YOUR INSTRUCTIONS:
Your task is to output the entries below word for word.

+---+

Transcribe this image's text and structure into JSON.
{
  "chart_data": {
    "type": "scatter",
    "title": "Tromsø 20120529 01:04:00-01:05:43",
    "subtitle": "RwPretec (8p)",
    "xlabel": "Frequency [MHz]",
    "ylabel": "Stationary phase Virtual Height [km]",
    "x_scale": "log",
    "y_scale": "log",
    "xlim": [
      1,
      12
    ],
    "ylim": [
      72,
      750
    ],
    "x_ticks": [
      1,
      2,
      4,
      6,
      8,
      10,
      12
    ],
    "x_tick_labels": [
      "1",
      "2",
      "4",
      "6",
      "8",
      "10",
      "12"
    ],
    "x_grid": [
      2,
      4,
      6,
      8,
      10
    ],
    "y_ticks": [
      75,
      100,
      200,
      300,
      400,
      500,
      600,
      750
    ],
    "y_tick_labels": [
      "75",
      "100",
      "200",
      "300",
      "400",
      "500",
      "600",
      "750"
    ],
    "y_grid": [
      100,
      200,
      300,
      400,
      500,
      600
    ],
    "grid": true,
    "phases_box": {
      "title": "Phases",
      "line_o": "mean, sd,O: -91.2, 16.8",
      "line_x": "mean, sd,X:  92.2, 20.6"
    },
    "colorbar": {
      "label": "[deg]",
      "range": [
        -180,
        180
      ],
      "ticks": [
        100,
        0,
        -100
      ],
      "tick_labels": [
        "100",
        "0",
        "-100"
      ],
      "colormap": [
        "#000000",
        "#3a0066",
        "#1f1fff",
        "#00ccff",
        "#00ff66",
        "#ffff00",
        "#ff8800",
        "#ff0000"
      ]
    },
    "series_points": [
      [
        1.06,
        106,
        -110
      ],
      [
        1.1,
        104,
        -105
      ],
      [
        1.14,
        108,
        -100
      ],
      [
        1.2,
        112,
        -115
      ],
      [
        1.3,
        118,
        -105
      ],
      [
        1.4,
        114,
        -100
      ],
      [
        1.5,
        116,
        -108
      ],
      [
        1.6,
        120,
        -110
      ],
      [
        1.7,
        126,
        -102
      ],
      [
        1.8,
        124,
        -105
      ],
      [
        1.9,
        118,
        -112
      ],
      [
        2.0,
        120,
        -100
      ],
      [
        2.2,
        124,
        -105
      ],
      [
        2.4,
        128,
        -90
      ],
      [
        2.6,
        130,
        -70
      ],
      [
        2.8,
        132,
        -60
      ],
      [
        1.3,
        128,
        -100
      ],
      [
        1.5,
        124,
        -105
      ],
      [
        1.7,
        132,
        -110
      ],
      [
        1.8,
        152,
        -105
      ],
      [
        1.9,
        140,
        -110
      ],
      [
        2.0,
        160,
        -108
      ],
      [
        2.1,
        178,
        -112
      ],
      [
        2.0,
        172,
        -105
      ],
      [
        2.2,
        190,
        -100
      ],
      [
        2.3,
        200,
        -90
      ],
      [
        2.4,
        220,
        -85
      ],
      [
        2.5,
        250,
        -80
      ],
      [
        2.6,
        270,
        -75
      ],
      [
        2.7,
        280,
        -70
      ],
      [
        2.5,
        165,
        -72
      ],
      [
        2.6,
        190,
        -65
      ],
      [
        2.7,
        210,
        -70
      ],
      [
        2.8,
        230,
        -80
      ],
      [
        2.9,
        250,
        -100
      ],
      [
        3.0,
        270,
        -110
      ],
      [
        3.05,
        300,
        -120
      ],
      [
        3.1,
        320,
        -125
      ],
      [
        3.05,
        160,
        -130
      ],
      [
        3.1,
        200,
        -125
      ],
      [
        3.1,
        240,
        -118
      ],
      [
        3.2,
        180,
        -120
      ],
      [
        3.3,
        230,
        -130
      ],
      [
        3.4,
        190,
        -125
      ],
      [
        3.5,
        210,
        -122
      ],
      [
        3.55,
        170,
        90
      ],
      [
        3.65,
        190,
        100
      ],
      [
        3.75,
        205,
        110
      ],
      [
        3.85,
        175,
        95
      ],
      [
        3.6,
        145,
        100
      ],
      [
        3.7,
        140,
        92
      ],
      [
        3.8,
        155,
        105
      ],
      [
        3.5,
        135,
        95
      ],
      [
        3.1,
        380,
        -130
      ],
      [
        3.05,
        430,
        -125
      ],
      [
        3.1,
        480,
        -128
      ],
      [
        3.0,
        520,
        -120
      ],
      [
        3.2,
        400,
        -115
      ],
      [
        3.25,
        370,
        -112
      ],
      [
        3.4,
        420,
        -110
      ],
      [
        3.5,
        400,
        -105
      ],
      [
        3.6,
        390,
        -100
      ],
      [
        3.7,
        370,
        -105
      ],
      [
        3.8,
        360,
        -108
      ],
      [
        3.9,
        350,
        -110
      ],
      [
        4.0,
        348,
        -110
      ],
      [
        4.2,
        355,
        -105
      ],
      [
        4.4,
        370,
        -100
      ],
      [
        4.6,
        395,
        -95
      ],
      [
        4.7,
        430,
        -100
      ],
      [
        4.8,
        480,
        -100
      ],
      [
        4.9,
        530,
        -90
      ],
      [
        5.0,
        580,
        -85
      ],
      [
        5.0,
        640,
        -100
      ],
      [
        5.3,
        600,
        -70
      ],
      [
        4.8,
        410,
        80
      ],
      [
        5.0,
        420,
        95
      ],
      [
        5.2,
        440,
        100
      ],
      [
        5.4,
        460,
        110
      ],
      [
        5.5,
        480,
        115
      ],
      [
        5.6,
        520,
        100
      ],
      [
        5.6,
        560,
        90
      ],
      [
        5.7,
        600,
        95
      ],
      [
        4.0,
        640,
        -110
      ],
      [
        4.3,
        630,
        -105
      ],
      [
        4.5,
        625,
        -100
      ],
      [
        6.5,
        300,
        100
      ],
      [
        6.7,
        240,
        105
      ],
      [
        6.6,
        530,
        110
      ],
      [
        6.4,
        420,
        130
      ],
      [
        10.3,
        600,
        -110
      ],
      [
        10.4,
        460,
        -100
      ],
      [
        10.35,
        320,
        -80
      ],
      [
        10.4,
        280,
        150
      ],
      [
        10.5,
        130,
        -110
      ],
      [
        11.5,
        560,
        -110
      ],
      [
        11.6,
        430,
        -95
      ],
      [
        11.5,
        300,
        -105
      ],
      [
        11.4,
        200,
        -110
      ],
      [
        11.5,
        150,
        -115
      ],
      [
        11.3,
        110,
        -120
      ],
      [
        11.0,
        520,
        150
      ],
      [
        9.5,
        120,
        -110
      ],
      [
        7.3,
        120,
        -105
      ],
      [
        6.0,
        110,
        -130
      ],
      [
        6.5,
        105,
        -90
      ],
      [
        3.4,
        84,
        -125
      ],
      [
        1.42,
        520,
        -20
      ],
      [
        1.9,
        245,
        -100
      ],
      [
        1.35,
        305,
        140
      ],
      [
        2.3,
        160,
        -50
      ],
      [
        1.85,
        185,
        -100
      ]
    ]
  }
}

+---+

SOLUTION FOR THIS TASK:
Transcribe this image's text and structure into JSON.
{
  "chart_data": {
    "type": "scatter",
    "title": "Tromsø 20120529 01:04:00-01:05:43",
    "subtitle": "RwPretec (8p)",
    "xlabel": "Frequency [MHz]",
    "ylabel": "Stationary phase Virtual Height [km]",
    "x_scale": "log",
    "y_scale": "log",
    "xlim": [
      1,
      12
    ],
    "ylim": [
      72,
      750
    ],
    "x_ticks": [
      1,
      2,
      4,
      6,
      8,
      10,
      12
    ],
    "x_tick_labels": [
      "1",
      "2",
      "4",
      "6",
      "8",
      "10",
      "12"
    ],
    "x_grid": [
      2,
      4,
      6,
      8,
      10
    ],
    "y_ticks": [
      75,
      100,
      200,
      300,
      400,
      500,
      600,
      750
    ],
    "y_tick_labels": [
      "75",
      "100",
      "200",
      "300",
      "400",
      "500",
      "600",
      "750"
    ],
    "y_grid": [
      100,
      200,
      300,
      400,
      500,
      600
    ],
    "grid": true,
    "phases_box": {
      "title": "Phases",
      "line_o": "mean, sd,O: -91.2, 16.8",
      "line_x": "mean, sd,X:  92.2, 20.6"
    },
    "colorbar": {
      "label": "[deg]",
      "range": [
        -180,
        180
      ],
      "ticks": [
        100,
        0,
        -100
      ],
      "tick_labels": [
        "100",
        "0",
        "-100"
      ],
      "colormap": [
        "#000000",
        "#3a0066",
        "#1f1fff",
        "#00ccff",
        "#00ff66",
        "#ffff00",
        "#ff8800",
        "#ff0000"
      ]
    },
    "series_points": [
      [
        1.06,
        106,
        -110
      ],
      [
        1.1,
        104,
        -105
      ],
      [
        1.14,
        108,
        -100
      ],
      [
        1.2,
        112,
        -115
      ],
      [
        1.3,
        118,
        -105
      ],
      [
        1.4,
        114,
        -100
      ],
      [
        1.5,
        116,
        -108
      ],
      [
        1.6,
        120,
        -110
      ],
      [
        1.7,
        126,
        -102
      ],
      [
        1.8,
        124,
        -105
      ],
      [
        1.9,
        118,
        -112
      ],
      [
        2.0,
        120,
        -100
      ],
      [
        2.2,
        124,
        -105
      ],
      [
        2.4,
        128,
        -90
      ],
      [
        2.6,
        130,
        -70
      ],
      [
        2.8,
        132,
        -60
      ],
      [
        1.3,
        128,
        -100
      ],
      [
        1.5,
        124,
        -105
      ],
      [
        1.7,
        132,
        -110
      ],
      [
        1.8,
        152,
        -105
      ],
      [
        1.9,
        140,
        -110
      ],
      [
        2.0,
        160,
        -108
      ],
      [
        2.1,
        178,
        -112
      ],
      [
        2.0,
        172,
        -105
      ],
      [
        2.2,
        190,
        -100
      ],
      [
        2.3,
        200,
        -90
      ],
      [
        2.4,
        220,
        -85
      ],
      [
        2.5,
        250,
        -80
      ],
      [
        2.6,
        270,
        -75
      ],
      [
        2.7,
        280,
        -70
      ],
      [
        2.5,
        165,
        -72
      ],
      [
        2.6,
        190,
        -65
      ],
      [
        2.7,
        210,
        -70
      ],
      [
        2.8,
        230,
        -80
      ],
      [
        2.9,
        250,
        -100
      ],
      [
        3.0,
        270,
        -110
      ],
      [
        3.05,
        300,
        -120
      ],
      [
        3.1,
        320,
        -125
      ],
      [
        3.05,
        160,
        -130
      ],
      [
        3.1,
        200,
        -125
      ],
      [
        3.1,
        240,
        -118
      ],
      [
        3.2,
        180,
        -120
      ],
      [
        3.3,
        230,
        -130
      ],
      [
        3.4,
        190,
        -125
      ],
      [
        3.5,
        210,
        -122
      ],
      [
        3.55,
        170,
        90
      ],
      [
        3.65,
        190,
        100
      ],
      [
        3.75,
        205,
        110
      ],
      [
        3.85,
        175,
        95
      ],
      [
        3.6,
        145,
        100
      ],
      [
        3.7,
        140,
        92
      ],
      [
        3.8,
        155,
        105
      ],
      [
        3.5,
        135,
        95
      ],
      [
        3.1,
        380,
        -130
      ],
      [
        3.05,
        430,
        -125
      ],
      [
        3.1,
        480,
        -128
      ],
      [
        3.0,
        520,
        -120
      ],
      [
        3.2,
        400,
        -115
      ],
      [
        3.25,
        370,
        -112
      ],
      [
        3.4,
        420,
        -110
      ],
      [
        3.5,
        400,
        -105
      ],
      [
        3.6,
        390,
        -100
      ],
      [
        3.7,
        370,
        -105
      ],
      [
        3.8,
        360,
        -108
      ],
      [
        3.9,
        350,
        -110
      ],
      [
        4.0,
        348,
        -110
      ],
      [
        4.2,
        355,
        -105
      ],
      [
        4.4,
        370,
        -100
      ],
      [
        4.6,
        395,
        -95
      ],
      [
        4.7,
        430,
        -100
      ],
      [
        4.8,
        480,
        -100
      ],
      [
        4.9,
        530,
        -90
      ],
      [
        5.0,
        580,
        -85
      ],
      [
        5.0,
        640,
        -100
      ],
      [
        5.3,
        600,
        -70
      ],
      [
        4.8,
        410,
        80
      ],
      [
        5.0,
        420,
        95
      ],
      [
        5.2,
        440,
        100
      ],
      [
        5.4,
        460,
        110
      ],
      [
        5.5,
        480,
        115
      ],
      [
        5.6,
        520,
        100
      ],
      [
        5.6,
        560,
        90
      ],
      [
        5.7,
        600,
        95
      ],
      [
        4.0,
        640,
        -110
      ],
      [
        4.3,
        630,
        -105
      ],
      [
        4.5,
        625,
        -100
      ],
      [
        6.5,
        300,
        100
      ],
      [
        6.7,
        240,
        105
      ],
      [
        6.6,
        530,
        110
      ],
      [
        6.4,
        420,
        130
      ],
      [
        10.3,
        600,
        -110
      ],
      [
        10.4,
        460,
        -100
      ],
      [
        10.35,
        320,
        -80
      ],
      [
        10.4,
        280,
        150
      ],
      [
        10.5,
        130,
        -110
      ],
      [
        11.5,
        560,
        -110
      ],
      [
        11.6,
        430,
        -95
      ],
      [
        11.5,
        300,
        -105
      ],
      [
        11.4,
        200,
        -110
      ],
      [
        11.5,
        150,
        -115
      ],
      [
        11.3,
        110,
        -120
      ],
      [
        11.0,
        520,
        150
      ],
      [
        9.5,
        120,
        -110
      ],
      [
        7.3,
        120,
        -105
      ],
      [
        6.0,
        110,
        -130
      ],
      [
        6.5,
        105,
        -90
      ],
      [
        3.4,
        84,
        -125
      ],
      [
        1.42,
        520,
        -20
      ],
      [
        1.9,
        245,
        -100
      ],
      [
        1.35,
        305,
        140
      ],
      [
        2.3,
        160,
        -50
      ],
      [
        1.85,
        185,
        -100
      ]
    ]
  }
}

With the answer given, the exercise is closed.